THE REQUEST → Extract all lines from the data beneath that include the word "avatar".

>>>>

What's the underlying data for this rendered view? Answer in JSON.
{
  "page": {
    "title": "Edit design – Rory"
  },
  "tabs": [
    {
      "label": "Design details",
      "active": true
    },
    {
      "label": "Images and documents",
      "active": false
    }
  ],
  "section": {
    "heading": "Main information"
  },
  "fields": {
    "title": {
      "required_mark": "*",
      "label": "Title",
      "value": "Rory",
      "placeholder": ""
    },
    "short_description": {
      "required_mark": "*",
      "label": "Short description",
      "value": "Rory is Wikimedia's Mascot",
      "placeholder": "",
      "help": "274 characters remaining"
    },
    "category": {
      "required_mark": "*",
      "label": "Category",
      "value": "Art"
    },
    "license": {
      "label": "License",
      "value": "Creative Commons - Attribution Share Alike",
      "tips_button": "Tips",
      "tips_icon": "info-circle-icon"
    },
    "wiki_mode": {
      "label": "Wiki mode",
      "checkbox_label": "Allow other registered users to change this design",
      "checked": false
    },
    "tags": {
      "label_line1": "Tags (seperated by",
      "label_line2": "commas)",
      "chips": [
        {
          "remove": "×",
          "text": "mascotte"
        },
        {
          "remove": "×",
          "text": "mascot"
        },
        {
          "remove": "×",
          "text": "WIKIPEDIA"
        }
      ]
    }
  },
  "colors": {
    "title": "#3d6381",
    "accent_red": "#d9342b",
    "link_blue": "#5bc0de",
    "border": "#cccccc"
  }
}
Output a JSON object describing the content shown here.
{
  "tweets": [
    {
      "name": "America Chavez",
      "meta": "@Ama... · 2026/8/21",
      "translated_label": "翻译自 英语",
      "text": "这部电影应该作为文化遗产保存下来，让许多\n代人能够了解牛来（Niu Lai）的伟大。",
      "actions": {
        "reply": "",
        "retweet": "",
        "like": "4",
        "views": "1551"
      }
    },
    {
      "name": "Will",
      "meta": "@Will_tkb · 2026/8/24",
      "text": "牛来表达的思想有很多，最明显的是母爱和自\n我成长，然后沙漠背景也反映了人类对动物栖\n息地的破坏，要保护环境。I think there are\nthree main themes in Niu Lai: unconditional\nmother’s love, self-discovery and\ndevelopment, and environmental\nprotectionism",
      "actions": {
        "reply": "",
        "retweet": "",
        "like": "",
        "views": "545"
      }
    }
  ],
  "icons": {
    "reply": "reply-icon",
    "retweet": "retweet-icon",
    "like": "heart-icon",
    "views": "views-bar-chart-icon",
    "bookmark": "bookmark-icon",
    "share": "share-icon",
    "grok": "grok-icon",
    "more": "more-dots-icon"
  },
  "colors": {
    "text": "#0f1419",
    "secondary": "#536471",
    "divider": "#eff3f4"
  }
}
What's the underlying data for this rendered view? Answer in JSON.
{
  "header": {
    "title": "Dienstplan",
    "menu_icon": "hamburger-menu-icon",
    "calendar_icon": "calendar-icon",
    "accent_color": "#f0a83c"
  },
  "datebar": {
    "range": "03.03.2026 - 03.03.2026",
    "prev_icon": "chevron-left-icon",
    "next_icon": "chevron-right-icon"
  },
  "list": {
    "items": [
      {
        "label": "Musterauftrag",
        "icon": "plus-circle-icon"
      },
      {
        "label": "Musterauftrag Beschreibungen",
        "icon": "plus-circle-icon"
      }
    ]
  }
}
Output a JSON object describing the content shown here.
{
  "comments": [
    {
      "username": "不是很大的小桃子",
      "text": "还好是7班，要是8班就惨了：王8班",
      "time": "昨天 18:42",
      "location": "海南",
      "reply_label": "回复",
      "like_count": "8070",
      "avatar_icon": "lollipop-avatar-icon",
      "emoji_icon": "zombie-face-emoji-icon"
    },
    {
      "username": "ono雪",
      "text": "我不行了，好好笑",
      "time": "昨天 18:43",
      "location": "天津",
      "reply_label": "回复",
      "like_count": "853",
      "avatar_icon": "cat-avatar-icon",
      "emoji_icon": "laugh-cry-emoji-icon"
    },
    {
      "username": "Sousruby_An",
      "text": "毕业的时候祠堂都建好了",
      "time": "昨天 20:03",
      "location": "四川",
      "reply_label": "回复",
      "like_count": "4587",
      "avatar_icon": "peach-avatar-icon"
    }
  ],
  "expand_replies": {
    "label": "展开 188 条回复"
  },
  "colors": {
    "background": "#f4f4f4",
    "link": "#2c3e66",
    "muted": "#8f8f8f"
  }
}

<<<<

REPLY TO THE EXERCISE →
      "avatar_icon": "lollipop-avatar-icon",
      "avatar_icon": "cat-avatar-icon",
      "avatar_icon": "peach-avatar-icon"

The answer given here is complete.